Exercise goal =
Format the records as a JSON list of strings, one string per line, starting at the first line and ending at the line that contains "- Text: - Voorzijde", with both of those lines included and any blank lines left out.

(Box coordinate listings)

|---|

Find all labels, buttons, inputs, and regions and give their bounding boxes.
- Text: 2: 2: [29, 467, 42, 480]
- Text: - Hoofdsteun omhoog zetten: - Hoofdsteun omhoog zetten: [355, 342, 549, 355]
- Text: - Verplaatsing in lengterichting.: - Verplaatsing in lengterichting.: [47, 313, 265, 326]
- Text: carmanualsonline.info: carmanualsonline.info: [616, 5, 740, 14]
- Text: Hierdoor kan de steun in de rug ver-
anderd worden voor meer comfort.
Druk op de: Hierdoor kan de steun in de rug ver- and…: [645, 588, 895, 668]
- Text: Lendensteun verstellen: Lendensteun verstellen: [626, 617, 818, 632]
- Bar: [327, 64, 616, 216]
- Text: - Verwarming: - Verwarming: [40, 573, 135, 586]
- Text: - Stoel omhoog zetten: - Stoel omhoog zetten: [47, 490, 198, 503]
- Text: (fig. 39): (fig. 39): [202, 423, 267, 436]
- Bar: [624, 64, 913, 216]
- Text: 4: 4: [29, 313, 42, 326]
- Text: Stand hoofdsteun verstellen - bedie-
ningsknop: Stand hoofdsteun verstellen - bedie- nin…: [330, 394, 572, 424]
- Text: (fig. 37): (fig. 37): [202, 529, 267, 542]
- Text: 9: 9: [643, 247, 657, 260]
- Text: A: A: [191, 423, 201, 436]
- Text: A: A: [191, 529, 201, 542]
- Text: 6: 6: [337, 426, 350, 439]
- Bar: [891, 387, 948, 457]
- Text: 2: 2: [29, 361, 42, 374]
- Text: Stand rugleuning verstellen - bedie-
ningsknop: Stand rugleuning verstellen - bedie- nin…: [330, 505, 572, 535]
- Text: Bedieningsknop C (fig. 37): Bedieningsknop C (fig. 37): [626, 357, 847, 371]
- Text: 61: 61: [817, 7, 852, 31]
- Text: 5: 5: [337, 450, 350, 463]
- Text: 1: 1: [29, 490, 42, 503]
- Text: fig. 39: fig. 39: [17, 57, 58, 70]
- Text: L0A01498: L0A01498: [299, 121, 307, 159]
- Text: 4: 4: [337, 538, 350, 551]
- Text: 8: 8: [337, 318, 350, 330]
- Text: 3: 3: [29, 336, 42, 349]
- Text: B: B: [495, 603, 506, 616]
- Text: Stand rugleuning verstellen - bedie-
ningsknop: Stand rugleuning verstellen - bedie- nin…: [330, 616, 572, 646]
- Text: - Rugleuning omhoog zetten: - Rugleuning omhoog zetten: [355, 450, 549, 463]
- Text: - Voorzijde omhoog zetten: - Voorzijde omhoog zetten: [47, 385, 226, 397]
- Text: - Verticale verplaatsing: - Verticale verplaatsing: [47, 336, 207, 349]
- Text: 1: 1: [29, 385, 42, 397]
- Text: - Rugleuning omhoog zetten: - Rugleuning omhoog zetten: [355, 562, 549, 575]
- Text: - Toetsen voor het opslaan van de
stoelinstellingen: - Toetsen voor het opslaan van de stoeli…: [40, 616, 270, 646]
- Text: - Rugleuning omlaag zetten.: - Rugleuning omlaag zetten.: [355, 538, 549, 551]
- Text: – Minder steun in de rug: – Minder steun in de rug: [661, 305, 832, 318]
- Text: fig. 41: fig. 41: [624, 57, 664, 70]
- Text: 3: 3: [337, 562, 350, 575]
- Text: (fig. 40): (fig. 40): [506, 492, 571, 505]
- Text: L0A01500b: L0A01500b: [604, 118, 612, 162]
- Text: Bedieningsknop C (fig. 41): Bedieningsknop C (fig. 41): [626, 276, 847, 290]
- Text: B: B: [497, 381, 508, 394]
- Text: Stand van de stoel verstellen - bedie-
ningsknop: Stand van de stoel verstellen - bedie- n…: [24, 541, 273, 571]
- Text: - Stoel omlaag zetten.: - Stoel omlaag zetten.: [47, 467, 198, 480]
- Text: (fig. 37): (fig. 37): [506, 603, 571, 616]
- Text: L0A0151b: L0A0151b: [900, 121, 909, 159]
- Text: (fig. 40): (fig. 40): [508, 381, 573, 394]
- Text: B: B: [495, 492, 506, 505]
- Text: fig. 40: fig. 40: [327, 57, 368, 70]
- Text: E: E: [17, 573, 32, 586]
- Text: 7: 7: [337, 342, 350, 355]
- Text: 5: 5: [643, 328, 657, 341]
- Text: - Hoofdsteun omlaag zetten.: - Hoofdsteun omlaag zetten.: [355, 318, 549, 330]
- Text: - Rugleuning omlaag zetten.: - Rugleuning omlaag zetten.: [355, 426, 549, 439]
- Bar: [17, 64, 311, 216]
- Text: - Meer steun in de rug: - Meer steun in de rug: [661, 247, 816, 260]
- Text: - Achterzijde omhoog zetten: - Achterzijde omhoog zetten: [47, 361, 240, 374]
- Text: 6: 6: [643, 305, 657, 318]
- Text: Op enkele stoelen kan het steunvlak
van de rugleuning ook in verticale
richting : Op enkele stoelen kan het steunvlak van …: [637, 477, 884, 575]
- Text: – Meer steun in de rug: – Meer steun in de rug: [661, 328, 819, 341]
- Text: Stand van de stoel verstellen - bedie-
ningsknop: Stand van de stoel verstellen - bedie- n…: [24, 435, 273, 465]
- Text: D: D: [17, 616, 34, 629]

|---|

Solved exercise =
[
  "Find all labels, buttons, inputs, and regions and give their bounding boxes.",
  "- Text: 2: 2: [29, 467, 42, 480]",
  "- Text: - Hoofdsteun omhoog zetten: - Hoofdsteun omhoog zetten: [355, 342, 549, 355]",
  "- Text: - Verplaatsing in lengterichting.: - Verplaatsing in lengterichting.: [47, 313, 265, 326]",
  "- Text: carmanualsonline.info: carmanualsonline.info: [616, 5, 740, 14]",
  "- Text: Hierdoor kan de steun in de rug ver-",
  "anderd worden voor meer comfort.",
  "Druk op de: Hierdoor kan de steun in de rug ver- and…: [645, 588, 895, 668]",
  "- Text: Lendensteun verstellen: Lendensteun verstellen: [626, 617, 818, 632]",
  "- Bar: [327, 64, 616, 216]",
  "- Text: - Verwarming: - Verwarming: [40, 573, 135, 586]",
  "- Text: - Stoel omhoog zetten: - Stoel omhoog zetten: [47, 490, 198, 503]",
  "- Text: (fig. 39): (fig. 39): [202, 423, 267, 436]",
  "- Bar: [624, 64, 913, 216]",
  "- Text: 4: 4: [29, 313, 42, 326]",
  "- Text: Stand hoofdsteun verstellen - bedie-",
  "ningsknop: Stand hoofdsteun verstellen - bedie- nin…: [330, 394, 572, 424]",
  "- Text: (fig. 37): (fig. 37): [202, 529, 267, 542]",
  "- Text: 9: 9: [643, 247, 657, 260]",
  "- Text: A: A: [191, 423, 201, 436]",
  "- Text: A: A: [191, 529, 201, 542]",
  "- Text: 6: 6: [337, 426, 350, 439]",
  "- Bar: [891, 387, 948, 457]",
  "- Text: 2: 2: [29, 361, 42, 374]",
  "- Text: Stand rugleuning verstellen - bedie-",
  "ningsknop: Stand rugleuning verstellen - bedie- nin…: [330, 505, 572, 535]",
  "- Text: Bedieningsknop C (fig. 37): Bedieningsknop C (fig. 37): [626, 357, 847, 371]",
  "- Text: 61: 61: [817, 7, 852, 31]",
  "- Text: 5: 5: [337, 450, 350, 463]",
  "- Text: 1: 1: [29, 490, 42, 503]",
  "- Text: fig. 39: fig. 39: [17, 57, 58, 70]",
  "- Text: L0A01498: L0A01498: [299, 121, 307, 159]",
  "- Text: 4: 4: [337, 538, 350, 551]",
  "- Text: 8: 8: [337, 318, 350, 330]",
  "- Text: 3: 3: [29, 336, 42, 349]",
  "- Text: B: B: [495, 603, 506, 616]",
  "- Text: Stand rugleuning verstellen - bedie-",
  "ningsknop: Stand rugleuning verstellen - bedie- nin…: [330, 616, 572, 646]",
  "- Text: - Rugleuning omhoog zetten: - Rugleuning omhoog zetten: [355, 450, 549, 463]",
  "- Text: - Voorzijde omhoog zetten: - Voorzijde omhoog zetten: [47, 385, 226, 397]"
]